TASK TO CARRY OUT>
Answer these questions from the piece on leadership during the pandemic:
(a) Which leadership models did the internal training at Perrett Laver identify?
(b) Besides resilience, what qualities have characterized the most successful and inspiring leaders at this time?
(c) What did Danish Prime Minister Mette Frederiksen hold for children?

Leadership has possibly never been more in the spotlight, or more critical, than during this truly global crisis. Everyone, and every organisation has been directly impacted. Speaking with Chief Executives, Chairs and Directors around the world, and hearing how they’re managing through the crisis, a few aspects of leadership are emerging as particularly relevant, and needed.
Shortly before all this started, we undertook internal training at Perrett Laver with a focus on models of leadership. We discussed common organisational challenges and the traits required, and demonstrated, by the ‘best’ leaders in different types of organisations, at different stages of growth and maturity. We talked about adaptive, technical and critical responses. We identified inspirational, inclusive, transformational, feminist and adaptive models of leadership. And we considered the many and varied qualities leaders need to have: emotional intelligence, also known as ‘EQ’; as well as comfort with change, complexity and scale, and inclusivity, to name a few.
Continuously, through our work, we are asked to find leaders who can demonstrate a key character trait - resilience. That’s taken on a whole new meaning and urgency given the current context and the need for all leaders to adapt to new and, often challenging, conditions both personally and professionally. The universalal nature of this Coronavirus pandemic means that resilience has become a defining characteristic across entire teams, organisations and communities.
So, what are the other traits that define successful leadership time during this crisis? And does it look the same across organisations of varying type and size? There is an immediate and often unforgiving judgement passed on how leaders are behaving, what they are saying and how they are choosing to communicate. We have all seen the articles praising female leaders in particular. But what are the traits that successful female leaders have shown in dealing with the unique challenges presented by this pandemic in addressing uncertainty, ambiguity and fear? Jacinda Ahern has become the global poster woman for effective and compassionate leadership, and she’s far from the only person leading well, whether it’s a nation or a school.
The most successful and inspiring leaders at this time have been characterised not just by resilience, but by honesty, crystal clear communication, empathy and care.
Communication has always been key. At this extraordinary time, we see strongest leaders adjusting to the fact that many people are working in a way that is unfamiliar and challenging. The messages that people receive effectively are those that are regular, concise, clear and compassionate. There have been several notable examples such as Leo Varadkar’s national address on “the calm before the storm”, Norwegian Prime Minister Erna Solberg’s idea of using television to talk directly to her country’s children and Danish Prime Minister Mette Frederiksen’s dedicated press conference for children where no adults were allowed, responding to children’s questions from across the country. Angela Merkel has been repeatedly praised for being calm and reassuring, while also decisive and informed. The UK’s, Queen Elizabeth II gave a rare address to her nation, articulating the hope that “in the years to come everyone will be able to take pride in how they responded to this challenge."

[Document structure recognition data]
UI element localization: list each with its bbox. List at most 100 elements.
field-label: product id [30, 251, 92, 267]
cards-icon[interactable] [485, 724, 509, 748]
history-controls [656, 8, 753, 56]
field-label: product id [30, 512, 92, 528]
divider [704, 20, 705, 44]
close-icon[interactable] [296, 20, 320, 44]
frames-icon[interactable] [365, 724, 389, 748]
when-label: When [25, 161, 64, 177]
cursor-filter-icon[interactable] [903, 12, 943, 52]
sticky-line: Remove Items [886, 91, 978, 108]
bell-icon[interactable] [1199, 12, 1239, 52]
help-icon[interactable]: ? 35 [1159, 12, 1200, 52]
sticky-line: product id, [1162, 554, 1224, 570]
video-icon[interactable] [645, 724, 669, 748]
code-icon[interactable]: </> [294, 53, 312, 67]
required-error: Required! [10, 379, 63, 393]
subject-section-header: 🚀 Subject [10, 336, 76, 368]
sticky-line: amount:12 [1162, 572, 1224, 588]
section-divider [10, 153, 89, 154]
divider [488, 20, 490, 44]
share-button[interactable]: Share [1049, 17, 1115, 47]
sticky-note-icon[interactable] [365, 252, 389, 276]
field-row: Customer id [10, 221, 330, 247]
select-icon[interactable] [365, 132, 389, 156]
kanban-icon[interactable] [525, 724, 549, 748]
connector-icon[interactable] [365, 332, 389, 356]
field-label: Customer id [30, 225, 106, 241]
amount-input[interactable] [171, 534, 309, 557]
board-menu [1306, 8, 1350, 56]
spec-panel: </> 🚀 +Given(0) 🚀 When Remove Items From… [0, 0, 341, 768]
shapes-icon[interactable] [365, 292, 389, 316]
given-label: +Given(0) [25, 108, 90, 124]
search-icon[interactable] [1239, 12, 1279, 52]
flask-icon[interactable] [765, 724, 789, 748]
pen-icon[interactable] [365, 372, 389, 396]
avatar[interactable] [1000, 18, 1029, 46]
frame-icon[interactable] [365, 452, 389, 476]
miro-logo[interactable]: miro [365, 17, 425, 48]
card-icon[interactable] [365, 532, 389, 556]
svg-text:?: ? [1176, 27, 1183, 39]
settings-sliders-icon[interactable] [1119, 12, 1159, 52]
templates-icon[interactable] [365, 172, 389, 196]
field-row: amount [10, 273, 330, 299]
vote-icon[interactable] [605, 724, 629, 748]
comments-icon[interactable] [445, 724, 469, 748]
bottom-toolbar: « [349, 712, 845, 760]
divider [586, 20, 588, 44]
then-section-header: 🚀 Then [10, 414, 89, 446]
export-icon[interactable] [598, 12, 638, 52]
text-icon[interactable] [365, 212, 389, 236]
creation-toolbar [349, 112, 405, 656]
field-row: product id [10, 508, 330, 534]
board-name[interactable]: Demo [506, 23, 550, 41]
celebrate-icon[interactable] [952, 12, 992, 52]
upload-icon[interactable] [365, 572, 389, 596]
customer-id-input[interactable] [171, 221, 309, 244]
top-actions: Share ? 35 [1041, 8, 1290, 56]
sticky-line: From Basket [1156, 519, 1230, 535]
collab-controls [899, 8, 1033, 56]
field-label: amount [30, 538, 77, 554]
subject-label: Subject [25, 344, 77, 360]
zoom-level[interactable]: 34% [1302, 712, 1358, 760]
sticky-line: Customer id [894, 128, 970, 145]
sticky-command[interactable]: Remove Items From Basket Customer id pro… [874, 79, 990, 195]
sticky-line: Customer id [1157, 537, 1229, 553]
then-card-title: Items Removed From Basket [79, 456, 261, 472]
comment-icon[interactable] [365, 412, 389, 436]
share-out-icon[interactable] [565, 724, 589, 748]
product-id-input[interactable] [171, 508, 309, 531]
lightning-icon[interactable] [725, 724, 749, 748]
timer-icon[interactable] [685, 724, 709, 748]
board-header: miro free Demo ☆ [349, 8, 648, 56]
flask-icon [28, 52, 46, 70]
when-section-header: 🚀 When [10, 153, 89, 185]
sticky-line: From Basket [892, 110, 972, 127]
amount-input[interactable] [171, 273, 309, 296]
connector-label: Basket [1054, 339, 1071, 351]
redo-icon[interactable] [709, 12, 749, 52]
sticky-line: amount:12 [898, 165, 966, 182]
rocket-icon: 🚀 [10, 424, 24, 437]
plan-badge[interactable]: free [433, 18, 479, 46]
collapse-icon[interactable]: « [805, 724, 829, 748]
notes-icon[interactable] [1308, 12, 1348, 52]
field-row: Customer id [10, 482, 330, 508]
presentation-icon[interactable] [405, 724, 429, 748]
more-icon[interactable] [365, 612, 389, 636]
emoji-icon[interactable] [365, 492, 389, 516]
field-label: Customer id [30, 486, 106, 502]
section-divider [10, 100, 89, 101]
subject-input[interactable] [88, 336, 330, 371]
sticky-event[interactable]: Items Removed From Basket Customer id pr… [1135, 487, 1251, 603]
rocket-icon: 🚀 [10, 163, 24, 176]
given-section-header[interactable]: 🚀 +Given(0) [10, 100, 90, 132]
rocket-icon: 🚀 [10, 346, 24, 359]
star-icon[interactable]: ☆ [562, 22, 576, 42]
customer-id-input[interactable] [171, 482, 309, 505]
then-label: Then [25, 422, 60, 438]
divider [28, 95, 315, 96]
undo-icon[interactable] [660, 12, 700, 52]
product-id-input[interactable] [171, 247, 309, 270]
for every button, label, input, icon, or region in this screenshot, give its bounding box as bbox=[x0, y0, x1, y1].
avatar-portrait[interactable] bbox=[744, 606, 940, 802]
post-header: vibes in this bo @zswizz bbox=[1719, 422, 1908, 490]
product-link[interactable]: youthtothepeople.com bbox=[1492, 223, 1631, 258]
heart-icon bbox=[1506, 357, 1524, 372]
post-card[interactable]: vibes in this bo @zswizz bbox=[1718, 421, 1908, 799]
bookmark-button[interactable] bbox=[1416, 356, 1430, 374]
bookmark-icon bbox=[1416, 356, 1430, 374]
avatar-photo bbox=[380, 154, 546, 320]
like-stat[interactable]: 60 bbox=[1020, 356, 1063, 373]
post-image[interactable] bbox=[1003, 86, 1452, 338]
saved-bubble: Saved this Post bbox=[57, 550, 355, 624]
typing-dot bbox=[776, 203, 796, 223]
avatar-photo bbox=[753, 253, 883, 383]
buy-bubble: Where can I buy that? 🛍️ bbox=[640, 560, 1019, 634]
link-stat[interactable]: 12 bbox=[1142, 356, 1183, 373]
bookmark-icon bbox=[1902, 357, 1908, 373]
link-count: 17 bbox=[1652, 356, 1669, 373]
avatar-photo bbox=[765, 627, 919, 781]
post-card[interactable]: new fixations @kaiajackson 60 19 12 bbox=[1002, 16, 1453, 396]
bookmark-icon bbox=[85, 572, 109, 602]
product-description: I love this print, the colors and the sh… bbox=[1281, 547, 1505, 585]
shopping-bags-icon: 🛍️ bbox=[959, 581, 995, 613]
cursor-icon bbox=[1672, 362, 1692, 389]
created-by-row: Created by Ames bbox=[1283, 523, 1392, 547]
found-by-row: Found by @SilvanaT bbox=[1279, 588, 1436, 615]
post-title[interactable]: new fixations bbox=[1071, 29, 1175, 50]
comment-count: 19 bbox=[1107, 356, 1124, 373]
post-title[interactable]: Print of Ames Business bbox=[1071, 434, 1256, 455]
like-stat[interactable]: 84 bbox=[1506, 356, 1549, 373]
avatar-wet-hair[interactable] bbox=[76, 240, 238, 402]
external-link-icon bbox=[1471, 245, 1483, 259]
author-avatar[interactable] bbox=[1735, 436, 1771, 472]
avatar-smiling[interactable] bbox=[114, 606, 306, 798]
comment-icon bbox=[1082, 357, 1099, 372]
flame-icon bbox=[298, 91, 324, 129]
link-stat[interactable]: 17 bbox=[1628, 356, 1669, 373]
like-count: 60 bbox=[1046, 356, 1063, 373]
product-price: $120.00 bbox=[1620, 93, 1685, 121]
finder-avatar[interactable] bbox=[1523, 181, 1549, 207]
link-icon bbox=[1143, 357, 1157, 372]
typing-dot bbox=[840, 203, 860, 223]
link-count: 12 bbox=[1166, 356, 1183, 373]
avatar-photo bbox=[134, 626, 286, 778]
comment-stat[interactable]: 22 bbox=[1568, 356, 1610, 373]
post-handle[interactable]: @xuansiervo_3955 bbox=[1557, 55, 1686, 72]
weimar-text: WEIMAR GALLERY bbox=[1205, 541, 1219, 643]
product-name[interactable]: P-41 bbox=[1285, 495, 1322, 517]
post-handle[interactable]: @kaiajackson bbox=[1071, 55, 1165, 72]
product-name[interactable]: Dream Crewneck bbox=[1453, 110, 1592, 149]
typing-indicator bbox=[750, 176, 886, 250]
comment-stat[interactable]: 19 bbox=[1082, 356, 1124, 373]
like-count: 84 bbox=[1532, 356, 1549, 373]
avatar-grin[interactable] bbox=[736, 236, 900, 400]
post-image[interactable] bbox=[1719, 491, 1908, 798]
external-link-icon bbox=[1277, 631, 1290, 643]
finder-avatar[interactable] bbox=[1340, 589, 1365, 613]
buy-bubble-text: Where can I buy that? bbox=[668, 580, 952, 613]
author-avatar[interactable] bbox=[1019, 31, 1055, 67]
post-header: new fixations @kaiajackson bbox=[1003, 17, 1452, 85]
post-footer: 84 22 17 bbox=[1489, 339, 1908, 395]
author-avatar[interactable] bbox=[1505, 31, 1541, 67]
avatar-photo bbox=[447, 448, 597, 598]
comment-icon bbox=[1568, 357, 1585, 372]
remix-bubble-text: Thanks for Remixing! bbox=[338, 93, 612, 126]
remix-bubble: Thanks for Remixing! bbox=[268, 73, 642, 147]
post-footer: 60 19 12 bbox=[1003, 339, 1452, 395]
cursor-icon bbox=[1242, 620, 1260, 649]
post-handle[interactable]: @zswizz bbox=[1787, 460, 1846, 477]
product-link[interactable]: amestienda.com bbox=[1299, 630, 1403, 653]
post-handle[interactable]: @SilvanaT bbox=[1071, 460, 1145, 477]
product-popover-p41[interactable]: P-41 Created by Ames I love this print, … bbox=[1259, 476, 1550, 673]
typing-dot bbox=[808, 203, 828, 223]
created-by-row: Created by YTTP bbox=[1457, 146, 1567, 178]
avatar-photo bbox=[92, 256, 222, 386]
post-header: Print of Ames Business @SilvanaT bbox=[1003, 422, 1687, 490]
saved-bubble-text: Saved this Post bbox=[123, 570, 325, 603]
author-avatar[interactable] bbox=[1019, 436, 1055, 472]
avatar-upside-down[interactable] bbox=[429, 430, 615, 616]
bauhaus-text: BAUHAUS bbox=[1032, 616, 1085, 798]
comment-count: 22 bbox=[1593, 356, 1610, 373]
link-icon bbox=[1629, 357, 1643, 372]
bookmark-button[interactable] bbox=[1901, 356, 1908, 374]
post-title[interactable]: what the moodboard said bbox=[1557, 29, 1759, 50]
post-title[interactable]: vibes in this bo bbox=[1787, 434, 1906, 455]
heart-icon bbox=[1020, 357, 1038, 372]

ANSWER AREA>
(a) Inspirational, inclusive, transformational, feminist and adaptive models of leadership.
(b) Honesty, crystal clear communication, empathy and care.
(c) A dedicated press conference for children where no adults were allowed, responding to children's questions from across the country.